• **REQUEST**
Your task is to copy every line of this material exactly.
BEGIN
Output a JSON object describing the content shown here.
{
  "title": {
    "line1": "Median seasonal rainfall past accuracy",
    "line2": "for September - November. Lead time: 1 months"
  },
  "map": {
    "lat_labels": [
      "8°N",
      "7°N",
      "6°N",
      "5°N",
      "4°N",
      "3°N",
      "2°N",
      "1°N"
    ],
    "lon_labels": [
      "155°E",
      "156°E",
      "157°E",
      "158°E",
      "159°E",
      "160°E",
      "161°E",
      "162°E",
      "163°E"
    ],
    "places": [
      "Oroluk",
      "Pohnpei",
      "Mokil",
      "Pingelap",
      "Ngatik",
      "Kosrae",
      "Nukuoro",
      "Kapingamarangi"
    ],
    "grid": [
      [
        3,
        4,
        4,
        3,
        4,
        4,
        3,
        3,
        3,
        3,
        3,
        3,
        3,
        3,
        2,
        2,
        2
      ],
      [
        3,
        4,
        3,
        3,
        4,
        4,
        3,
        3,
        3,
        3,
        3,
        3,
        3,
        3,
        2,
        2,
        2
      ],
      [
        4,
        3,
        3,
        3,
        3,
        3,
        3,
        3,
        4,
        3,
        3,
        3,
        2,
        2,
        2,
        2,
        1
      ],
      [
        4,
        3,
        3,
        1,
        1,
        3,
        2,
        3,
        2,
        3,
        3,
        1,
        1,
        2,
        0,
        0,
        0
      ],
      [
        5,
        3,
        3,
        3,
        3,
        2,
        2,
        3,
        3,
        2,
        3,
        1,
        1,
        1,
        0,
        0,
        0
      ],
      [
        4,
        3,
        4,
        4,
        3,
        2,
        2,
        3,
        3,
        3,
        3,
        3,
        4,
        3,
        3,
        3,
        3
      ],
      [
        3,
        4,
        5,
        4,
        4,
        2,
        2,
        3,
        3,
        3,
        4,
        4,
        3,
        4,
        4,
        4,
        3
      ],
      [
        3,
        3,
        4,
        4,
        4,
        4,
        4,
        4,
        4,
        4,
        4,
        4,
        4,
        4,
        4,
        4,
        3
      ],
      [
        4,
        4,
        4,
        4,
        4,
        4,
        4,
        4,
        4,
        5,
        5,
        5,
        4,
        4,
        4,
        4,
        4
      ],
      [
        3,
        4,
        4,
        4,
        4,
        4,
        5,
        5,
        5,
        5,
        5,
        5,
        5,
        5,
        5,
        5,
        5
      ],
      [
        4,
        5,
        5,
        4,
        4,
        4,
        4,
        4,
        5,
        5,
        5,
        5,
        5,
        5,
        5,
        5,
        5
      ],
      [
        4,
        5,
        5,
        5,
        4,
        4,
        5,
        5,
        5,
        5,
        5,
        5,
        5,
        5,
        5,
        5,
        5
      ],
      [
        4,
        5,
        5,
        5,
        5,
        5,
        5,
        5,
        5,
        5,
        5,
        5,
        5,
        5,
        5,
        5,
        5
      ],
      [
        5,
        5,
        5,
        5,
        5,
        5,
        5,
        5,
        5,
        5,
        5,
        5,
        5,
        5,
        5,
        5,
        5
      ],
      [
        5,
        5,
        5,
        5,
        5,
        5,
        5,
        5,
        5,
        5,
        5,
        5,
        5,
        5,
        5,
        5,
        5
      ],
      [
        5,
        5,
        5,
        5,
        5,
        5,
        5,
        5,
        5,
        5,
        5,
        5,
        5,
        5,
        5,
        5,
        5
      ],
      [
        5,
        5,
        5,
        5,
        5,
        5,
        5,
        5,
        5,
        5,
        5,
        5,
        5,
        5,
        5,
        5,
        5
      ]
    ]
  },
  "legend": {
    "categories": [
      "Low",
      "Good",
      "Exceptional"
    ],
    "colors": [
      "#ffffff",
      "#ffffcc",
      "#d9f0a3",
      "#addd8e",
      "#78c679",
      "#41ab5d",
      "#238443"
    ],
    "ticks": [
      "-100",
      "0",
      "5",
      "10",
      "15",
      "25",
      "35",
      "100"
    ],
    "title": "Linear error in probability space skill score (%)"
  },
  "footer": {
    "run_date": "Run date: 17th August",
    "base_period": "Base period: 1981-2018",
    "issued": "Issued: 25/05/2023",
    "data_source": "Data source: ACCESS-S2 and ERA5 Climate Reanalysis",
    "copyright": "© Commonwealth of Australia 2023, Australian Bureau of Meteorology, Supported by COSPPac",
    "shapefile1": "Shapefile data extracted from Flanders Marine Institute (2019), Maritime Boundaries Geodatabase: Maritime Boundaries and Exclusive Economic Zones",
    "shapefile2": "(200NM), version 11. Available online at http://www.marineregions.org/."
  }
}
END
• **RESULT OF THE TASK**
Output a JSON object describing the content shown here.
{
  "title": {
    "line1": "Median seasonal rainfall past accuracy",
    "line2": "for September - November. Lead time: 1 months"
  },
  "map": {
    "lat_labels": [
      "8°N",
      "7°N",
      "6°N",
      "5°N",
      "4°N",
      "3°N",
      "2°N",
      "1°N"
    ],
    "lon_labels": [
      "155°E",
      "156°E",
      "157°E",
      "158°E",
      "159°E",
      "160°E",
      "161°E",
      "162°E",
      "163°E"
    ],
    "places": [
      "Oroluk",
      "Pohnpei",
      "Mokil",
      "Pingelap",
      "Ngatik",
      "Kosrae",
      "Nukuoro",
      "Kapingamarangi"
    ],
    "grid": [
      [
        3,
        4,
        4,
        3,
        4,
        4,
        3,
        3,
        3,
        3,
        3,
        3,
        3,
        3,
        2,
        2,
        2
      ],
      [
        3,
        4,
        3,
        3,
        4,
        4,
        3,
        3,
        3,
        3,
        3,
        3,
        3,
        3,
        2,
        2,
        2
      ],
      [
        4,
        3,
        3,
        3,
        3,
        3,
        3,
        3,
        4,
        3,
        3,
        3,
        2,
        2,
        2,
        2,
        1
      ],
      [
        4,
        3,
        3,
        1,
        1,
        3,
        2,
        3,
        2,
        3,
        3,
        1,
        1,
        2,
        0,
        0,
        0
      ],
      [
        5,
        3,
        3,
        3,
        3,
        2,
        2,
        3,
        3,
        2,
        3,
        1,
        1,
        1,
        0,
        0,
        0
      ],
      [
        4,
        3,
        4,
        4,
        3,
        2,
        2,
        3,
        3,
        3,
        3,
        3,
        4,
        3,
        3,
        3,
        3
      ],
      [
        3,
        4,
        5,
        4,
        4,
        2,
        2,
        3,
        3,
        3,
        4,
        4,
        3,
        4,
        4,
        4,
        3
      ],
      [
        3,
        3,
        4,
        4,
        4,
        4,
        4,
        4,
        4,
        4,
        4,
        4,
        4,
        4,
        4,
        4,
        3
      ],
      [
        4,
        4,
        4,
        4,
        4,
        4,
        4,
        4,
        4,
        5,
        5,
        5,
        4,
        4,
        4,
        4,
        4
      ],
      [
        3,
        4,
        4,
        4,
        4,
        4,
        5,
        5,
        5,
        5,
        5,
        5,
        5,
        5,
        5,
        5,
        5
      ],
      [
        4,
        5,
        5,
        4,
        4,
        4,
        4,
        4,
        5,
        5,
        5,
        5,
        5,
        5,
        5,
        5,
        5
      ],
      [
        4,
        5,
        5,
        5,
        4,
        4,
        5,
        5,
        5,
        5,
        5,
        5,
        5,
        5,
        5,
        5,
        5
      ],
      [
        4,
        5,
        5,
        5,
        5,
        5,
        5,
        5,
        5,
        5,
        5,
        5,
        5,
        5,
        5,
        5,
        5
      ],
      [
        5,
        5,
        5,
        5,
        5,
        5,
        5,
        5,
        5,
        5,
        5,
        5,
        5,
        5,
        5,
        5,
        5
      ],
      [
        5,
        5,
        5,
        5,
        5,
        5,
        5,
        5,
        5,
        5,
        5,
        5,
        5,
        5,
        5,
        5,
        5
      ],
      [
        5,
        5,
        5,
        5,
        5,
        5,
        5,
        5,
        5,
        5,
        5,
        5,
        5,
        5,
        5,
        5,
        5
      ],
      [
        5,
        5,
        5,
        5,
        5,
        5,
        5,
        5,
        5,
        5,
        5,
        5,
        5,
        5,
        5,
        5,
        5
      ]
    ]
  },
  "legend": {
    "categories": [
      "Low",
      "Good",
      "Exceptional"
    ],
    "colors": [
      "#ffffff",
      "#ffffcc",
      "#d9f0a3",
      "#addd8e",
      "#78c679",
      "#41ab5d",
      "#238443"
    ],
    "ticks": [
      "-100",
      "0",
      "5",
      "10",
      "15",
      "25",
      "35",
      "100"
    ],
    "title": "Linear error in probability space skill score (%)"
  },
  "footer": {
    "run_date": "Run date: 17th August",
    "base_period": "Base period: 1981-2018",
    "issued": "Issued: 25/05/2023",
    "data_source": "Data source: ACCESS-S2 and ERA5 Climate Reanalysis",
    "copyright": "© Commonwealth of Australia 2023, Australian Bureau of Meteorology, Supported by COSPPac",
    "shapefile1": "Shapefile data extracted from Flanders Marine Institute (2019), Maritime Boundaries Geodatabase: Maritime Boundaries and Exclusive Economic Zones",
    "shapefile2": "(200NM), version 11. Available online at http://www.marineregions.org/."
  }
}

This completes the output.